_WHAT TO WORK ON:_ Reproduce the listing verbatim.

_RECORD SET:_
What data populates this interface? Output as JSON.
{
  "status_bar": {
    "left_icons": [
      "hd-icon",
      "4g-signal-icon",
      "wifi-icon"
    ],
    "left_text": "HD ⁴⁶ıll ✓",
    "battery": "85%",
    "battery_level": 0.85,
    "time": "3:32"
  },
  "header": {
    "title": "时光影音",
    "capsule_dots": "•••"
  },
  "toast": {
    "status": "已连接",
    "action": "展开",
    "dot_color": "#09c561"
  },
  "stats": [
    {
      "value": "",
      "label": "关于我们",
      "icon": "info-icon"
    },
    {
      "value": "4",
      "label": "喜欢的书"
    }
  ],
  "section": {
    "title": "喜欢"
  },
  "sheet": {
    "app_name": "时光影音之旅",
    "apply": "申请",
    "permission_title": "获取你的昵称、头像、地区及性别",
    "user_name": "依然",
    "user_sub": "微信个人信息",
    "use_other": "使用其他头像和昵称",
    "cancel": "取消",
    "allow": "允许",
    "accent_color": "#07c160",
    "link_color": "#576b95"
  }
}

_ANSWER FOR THIS EXERCISE:_
What data populates this interface? Output as JSON.
{
  "status_bar": {
    "left_icons": [
      "hd-icon",
      "4g-signal-icon",
      "wifi-icon"
    ],
    "left_text": "HD ⁴⁶ıll ✓",
    "battery": "85%",
    "battery_level": 0.85,
    "time": "3:32"
  },
  "header": {
    "title": "时光影音",
    "capsule_dots": "•••"
  },
  "toast": {
    "status": "已连接",
    "action": "展开",
    "dot_color": "#09c561"
  },
  "stats": [
    {
      "value": "",
      "label": "关于我们",
      "icon": "info-icon"
    },
    {
      "value": "4",
      "label": "喜欢的书"
    }
  ],
  "section": {
    "title": "喜欢"
  },
  "sheet": {
    "app_name": "时光影音之旅",
    "apply": "申请",
    "permission_title": "获取你的昵称、头像、地区及性别",
    "user_name": "依然",
    "user_sub": "微信个人信息",
    "use_other": "使用其他头像和昵称",
    "cancel": "取消",
    "allow": "允许",
    "accent_color": "#07c160",
    "link_color": "#576b95"
  }
}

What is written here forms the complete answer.